Short exercise: In the entries below, count every line containing "similar". Reply with the number alone.

☆ ☆ ☆ ☆

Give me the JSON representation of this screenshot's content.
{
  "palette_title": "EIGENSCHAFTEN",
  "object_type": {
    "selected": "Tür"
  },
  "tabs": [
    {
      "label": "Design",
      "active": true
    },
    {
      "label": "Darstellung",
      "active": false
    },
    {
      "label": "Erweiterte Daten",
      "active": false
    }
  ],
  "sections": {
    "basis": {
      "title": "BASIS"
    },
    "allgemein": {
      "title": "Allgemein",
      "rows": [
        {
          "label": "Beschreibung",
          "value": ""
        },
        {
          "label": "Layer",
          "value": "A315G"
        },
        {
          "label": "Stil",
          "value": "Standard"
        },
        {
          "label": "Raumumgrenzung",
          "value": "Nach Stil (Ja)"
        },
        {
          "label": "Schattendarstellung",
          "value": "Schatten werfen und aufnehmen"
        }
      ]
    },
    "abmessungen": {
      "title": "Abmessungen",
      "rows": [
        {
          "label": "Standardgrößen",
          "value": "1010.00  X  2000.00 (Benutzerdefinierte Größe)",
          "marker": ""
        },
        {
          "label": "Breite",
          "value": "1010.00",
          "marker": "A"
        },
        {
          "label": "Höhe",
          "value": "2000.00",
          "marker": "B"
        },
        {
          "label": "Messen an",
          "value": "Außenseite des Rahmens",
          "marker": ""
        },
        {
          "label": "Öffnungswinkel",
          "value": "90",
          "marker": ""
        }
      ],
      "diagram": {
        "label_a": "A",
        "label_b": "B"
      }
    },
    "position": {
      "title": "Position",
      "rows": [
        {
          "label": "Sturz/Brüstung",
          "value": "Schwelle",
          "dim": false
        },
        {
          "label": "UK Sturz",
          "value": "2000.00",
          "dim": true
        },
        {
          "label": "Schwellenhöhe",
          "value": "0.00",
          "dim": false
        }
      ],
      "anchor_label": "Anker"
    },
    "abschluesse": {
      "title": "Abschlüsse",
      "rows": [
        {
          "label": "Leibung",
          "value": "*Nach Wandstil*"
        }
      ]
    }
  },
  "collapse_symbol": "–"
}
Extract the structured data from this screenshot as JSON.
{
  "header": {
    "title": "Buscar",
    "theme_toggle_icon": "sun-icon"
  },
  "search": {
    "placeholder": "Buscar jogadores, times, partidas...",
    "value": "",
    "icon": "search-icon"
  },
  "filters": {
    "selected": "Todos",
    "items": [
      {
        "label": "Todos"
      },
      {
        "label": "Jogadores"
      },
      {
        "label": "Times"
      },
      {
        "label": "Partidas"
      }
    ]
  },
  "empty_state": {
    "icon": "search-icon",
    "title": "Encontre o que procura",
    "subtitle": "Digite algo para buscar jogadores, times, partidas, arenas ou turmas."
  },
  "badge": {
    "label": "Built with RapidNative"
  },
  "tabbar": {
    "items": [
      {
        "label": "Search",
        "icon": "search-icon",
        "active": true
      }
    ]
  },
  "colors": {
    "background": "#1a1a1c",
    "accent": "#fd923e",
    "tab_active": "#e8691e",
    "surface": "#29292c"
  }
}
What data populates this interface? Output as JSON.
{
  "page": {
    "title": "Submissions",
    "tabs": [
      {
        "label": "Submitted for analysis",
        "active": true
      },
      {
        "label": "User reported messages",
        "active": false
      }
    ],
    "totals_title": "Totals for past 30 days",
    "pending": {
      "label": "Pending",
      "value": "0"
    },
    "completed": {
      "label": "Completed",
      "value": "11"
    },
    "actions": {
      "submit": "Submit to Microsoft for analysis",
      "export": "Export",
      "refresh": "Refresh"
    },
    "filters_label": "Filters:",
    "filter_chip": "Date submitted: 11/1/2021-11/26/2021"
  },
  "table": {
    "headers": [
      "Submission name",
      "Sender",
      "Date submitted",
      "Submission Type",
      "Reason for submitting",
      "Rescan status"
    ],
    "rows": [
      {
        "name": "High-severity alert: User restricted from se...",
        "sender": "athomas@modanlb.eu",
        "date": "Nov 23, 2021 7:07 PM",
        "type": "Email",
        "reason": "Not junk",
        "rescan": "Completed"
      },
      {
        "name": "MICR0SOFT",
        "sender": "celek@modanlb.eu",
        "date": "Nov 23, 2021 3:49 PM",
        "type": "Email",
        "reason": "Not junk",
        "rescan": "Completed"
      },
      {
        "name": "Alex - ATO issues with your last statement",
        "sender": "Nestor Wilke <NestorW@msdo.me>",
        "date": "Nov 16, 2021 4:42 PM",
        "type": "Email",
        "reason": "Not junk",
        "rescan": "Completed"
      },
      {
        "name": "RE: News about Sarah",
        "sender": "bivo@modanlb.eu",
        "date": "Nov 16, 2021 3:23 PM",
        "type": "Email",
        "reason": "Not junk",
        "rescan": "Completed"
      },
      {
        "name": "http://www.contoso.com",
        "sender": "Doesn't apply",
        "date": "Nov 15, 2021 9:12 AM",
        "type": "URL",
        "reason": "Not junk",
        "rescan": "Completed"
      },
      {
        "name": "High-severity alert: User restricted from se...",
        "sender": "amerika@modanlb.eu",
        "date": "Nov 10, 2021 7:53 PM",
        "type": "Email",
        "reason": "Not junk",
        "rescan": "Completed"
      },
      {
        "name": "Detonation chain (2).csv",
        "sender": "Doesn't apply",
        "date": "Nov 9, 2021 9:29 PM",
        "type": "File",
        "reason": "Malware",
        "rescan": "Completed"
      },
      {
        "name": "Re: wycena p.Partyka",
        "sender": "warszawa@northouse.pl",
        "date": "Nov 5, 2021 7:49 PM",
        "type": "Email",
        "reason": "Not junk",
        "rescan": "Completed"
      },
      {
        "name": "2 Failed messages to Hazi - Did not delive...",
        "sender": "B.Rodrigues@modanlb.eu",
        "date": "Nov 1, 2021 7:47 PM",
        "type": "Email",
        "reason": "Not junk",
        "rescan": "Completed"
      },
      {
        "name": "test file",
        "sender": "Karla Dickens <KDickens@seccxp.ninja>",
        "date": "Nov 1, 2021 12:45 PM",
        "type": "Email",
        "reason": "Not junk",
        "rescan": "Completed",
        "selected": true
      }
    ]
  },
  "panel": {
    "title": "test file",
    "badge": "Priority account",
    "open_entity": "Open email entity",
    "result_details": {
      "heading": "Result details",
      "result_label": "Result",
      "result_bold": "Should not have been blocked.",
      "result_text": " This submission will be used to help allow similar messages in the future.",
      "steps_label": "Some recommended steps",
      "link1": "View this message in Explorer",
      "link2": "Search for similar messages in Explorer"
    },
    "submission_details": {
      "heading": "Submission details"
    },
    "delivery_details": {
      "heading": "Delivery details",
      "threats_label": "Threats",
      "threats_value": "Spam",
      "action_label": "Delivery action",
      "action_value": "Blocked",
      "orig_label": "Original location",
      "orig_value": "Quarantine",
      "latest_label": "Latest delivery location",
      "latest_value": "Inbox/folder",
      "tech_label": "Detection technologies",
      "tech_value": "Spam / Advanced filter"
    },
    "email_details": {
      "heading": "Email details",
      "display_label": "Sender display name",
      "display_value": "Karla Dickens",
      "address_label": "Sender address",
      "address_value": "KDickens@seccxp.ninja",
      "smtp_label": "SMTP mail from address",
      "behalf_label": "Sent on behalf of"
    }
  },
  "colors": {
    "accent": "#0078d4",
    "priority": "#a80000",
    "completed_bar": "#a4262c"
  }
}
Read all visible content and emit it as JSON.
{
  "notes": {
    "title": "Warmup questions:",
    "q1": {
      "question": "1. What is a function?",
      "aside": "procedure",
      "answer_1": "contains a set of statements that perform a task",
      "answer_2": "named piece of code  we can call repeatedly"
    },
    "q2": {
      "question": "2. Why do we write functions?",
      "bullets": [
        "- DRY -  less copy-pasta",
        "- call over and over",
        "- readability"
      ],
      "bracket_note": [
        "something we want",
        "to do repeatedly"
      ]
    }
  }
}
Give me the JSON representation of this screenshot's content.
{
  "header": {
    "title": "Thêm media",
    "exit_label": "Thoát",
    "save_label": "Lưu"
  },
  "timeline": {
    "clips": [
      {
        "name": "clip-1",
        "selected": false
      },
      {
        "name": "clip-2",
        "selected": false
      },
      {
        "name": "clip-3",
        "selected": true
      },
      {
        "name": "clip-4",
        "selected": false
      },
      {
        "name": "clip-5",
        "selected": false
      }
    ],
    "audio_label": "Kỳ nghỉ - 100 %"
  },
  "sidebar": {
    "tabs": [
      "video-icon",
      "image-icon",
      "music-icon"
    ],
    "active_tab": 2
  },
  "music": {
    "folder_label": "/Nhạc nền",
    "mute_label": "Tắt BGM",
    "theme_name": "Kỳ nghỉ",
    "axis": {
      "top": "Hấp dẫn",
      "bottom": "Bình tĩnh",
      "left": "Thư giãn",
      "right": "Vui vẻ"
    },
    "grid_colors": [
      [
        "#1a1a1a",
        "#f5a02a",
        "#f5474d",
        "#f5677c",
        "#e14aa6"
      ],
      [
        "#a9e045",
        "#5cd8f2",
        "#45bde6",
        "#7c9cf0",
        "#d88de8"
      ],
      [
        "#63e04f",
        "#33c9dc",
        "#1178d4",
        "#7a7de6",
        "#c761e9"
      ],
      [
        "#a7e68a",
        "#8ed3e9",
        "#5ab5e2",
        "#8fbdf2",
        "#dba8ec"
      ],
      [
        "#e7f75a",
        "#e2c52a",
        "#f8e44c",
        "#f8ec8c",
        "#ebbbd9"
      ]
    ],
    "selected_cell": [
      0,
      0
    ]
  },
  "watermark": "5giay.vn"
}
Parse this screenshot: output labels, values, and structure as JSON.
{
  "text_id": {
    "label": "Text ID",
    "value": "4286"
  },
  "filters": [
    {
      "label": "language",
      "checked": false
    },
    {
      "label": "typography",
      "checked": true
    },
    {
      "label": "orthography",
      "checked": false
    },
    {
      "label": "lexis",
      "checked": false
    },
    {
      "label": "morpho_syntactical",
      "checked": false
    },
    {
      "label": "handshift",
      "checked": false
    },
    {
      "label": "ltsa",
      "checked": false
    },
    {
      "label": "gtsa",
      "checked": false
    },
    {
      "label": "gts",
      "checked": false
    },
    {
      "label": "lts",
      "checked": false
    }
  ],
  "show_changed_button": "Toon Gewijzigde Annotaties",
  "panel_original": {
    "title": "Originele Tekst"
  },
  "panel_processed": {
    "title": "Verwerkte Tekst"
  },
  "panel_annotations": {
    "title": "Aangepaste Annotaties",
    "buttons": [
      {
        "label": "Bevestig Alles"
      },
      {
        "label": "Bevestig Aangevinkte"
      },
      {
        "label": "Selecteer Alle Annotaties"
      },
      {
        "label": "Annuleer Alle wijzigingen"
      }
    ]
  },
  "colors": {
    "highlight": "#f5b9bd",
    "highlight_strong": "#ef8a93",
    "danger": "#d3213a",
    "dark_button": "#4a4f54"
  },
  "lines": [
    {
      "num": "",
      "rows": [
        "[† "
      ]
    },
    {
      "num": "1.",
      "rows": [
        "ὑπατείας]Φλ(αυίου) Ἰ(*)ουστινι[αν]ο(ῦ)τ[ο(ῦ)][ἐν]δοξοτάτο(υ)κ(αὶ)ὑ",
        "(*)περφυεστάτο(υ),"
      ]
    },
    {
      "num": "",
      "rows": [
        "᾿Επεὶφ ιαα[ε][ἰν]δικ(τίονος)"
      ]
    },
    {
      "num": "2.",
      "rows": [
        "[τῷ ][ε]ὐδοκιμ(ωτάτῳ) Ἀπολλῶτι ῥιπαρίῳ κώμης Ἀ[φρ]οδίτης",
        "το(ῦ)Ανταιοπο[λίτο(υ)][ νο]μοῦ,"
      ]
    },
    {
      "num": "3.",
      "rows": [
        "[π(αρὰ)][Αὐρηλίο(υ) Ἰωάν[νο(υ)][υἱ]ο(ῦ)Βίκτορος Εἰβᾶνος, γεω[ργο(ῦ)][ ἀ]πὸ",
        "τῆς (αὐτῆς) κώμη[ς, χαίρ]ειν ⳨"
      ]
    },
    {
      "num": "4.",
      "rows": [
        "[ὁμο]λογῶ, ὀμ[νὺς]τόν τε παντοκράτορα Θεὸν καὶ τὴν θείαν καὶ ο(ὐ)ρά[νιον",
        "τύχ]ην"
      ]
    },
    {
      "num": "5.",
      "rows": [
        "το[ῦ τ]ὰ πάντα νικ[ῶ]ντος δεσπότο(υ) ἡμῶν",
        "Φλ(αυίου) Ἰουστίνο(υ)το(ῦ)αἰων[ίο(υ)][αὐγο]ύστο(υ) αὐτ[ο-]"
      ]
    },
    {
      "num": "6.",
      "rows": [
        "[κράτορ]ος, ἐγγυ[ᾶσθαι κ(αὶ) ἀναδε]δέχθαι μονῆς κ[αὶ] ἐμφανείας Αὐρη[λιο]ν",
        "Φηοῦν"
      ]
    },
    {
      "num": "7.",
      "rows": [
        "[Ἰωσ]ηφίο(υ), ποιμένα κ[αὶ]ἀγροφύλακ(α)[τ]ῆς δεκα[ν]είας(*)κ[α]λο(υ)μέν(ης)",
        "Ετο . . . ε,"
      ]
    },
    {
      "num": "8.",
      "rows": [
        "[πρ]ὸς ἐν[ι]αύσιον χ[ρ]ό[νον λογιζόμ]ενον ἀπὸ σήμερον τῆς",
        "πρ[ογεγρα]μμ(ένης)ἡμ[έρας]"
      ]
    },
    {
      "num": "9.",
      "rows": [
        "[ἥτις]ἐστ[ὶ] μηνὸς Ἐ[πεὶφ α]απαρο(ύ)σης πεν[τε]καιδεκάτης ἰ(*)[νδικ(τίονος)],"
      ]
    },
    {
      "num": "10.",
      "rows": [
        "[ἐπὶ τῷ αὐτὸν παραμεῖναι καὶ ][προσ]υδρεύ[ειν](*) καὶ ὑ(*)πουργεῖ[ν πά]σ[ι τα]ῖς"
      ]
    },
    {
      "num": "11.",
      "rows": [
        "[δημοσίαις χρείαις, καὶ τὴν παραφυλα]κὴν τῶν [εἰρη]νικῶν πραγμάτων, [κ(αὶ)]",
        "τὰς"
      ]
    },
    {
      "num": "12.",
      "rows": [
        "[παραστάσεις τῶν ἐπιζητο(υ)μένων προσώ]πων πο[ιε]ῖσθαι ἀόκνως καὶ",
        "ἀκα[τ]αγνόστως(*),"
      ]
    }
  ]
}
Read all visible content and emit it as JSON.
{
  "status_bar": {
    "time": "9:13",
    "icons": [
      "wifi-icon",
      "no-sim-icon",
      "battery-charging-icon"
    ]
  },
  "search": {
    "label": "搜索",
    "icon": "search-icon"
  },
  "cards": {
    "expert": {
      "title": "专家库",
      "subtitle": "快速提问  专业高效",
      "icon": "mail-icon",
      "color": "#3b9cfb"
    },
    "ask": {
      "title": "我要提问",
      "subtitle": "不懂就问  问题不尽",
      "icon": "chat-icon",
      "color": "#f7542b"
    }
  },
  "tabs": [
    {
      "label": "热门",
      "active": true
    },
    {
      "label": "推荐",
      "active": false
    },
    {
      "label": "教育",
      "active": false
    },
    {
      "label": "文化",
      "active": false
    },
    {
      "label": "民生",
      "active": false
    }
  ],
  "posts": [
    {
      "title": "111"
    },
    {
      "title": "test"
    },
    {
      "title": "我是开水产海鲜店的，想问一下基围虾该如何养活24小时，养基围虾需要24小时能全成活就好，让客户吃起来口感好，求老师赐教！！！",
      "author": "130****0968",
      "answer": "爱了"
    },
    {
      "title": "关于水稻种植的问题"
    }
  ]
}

☆ ☆ ☆ ☆

Response: 2